_TO DO_. Output the data word for word, dropping every image.

_LISTED RECORDS_.

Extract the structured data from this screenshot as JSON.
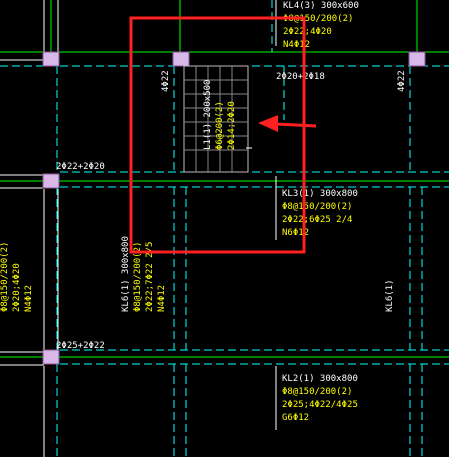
{
  "colors": {
    "background": "#000000",
    "axis": "#00ff00",
    "beam_dash": "#00ffff",
    "beam_solid": "#ffffff",
    "column": "#d8b8e8",
    "callout": "#ff2020",
    "text_white": "#ffffff",
    "text_yellow": "#ffff00"
  },
  "annotations": {
    "kl4": {
      "name": "KL4(3) 300x600",
      "stirrup": "Φ8@150/200(2)",
      "bars": "2Φ22;4Φ20",
      "side": "N4Φ12"
    },
    "top_bars": "2Φ20+2Φ18",
    "col_left": "4Φ22",
    "col_right": "4Φ22",
    "l1": {
      "name": "L1(1) 200x500",
      "stirrup": "Φ6@200(2)",
      "bars": "2Φ14;2Φ20"
    },
    "left_top_bars": "2Φ22+2Φ20",
    "kl3": {
      "name": "KL3(1) 300x800",
      "stirrup": "Φ8@150/200(2)",
      "bars": "2Φ22;6Φ25 2/4",
      "side": "N6Φ12"
    },
    "kl6": {
      "name": "KL6(1) 300x800",
      "stirrup": "Φ8@150/200(2)",
      "bars": "2Φ22;7Φ22 2/5",
      "side": "N4Φ12"
    },
    "far_left": {
      "stirrup": "Φ8@150/200(2)",
      "bars": "2Φ20;4Φ20",
      "side": "N4Φ12"
    },
    "kl6_right": "KL6(1)",
    "left_bottom_bars": "2Φ25+2Φ22",
    "kl2": {
      "name": "KL2(1) 300x800",
      "stirrup": "Φ8@150/200(2)",
      "bars": "2Φ25;4Φ22/4Φ25",
      "side": "G6Φ12"
    }
  }
}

_SOLUTION TO THIS TASK_.
Extract the structured data from this screenshot as JSON.
{
  "colors": {
    "background": "#000000",
    "axis": "#00ff00",
    "beam_dash": "#00ffff",
    "beam_solid": "#ffffff",
    "column": "#d8b8e8",
    "callout": "#ff2020",
    "text_white": "#ffffff",
    "text_yellow": "#ffff00"
  },
  "annotations": {
    "kl4": {
      "name": "KL4(3) 300x600",
      "stirrup": "Φ8@150/200(2)",
      "bars": "2Φ22;4Φ20",
      "side": "N4Φ12"
    },
    "top_bars": "2Φ20+2Φ18",
    "col_left": "4Φ22",
    "col_right": "4Φ22",
    "l1": {
      "name": "L1(1) 200x500",
      "stirrup": "Φ6@200(2)",
      "bars": "2Φ14;2Φ20"
    },
    "left_top_bars": "2Φ22+2Φ20",
    "kl3": {
      "name": "KL3(1) 300x800",
      "stirrup": "Φ8@150/200(2)",
      "bars": "2Φ22;6Φ25 2/4",
      "side": "N6Φ12"
    },
    "kl6": {
      "name": "KL6(1) 300x800",
      "stirrup": "Φ8@150/200(2)",
      "bars": "2Φ22;7Φ22 2/5",
      "side": "N4Φ12"
    },
    "far_left": {
      "stirrup": "Φ8@150/200(2)",
      "bars": "2Φ20;4Φ20",
      "side": "N4Φ12"
    },
    "kl6_right": "KL6(1)",
    "left_bottom_bars": "2Φ25+2Φ22",
    "kl2": {
      "name": "KL2(1) 300x800",
      "stirrup": "Φ8@150/200(2)",
      "bars": "2Φ25;4Φ22/4Φ25",
      "side": "G6Φ12"
    }
  }
}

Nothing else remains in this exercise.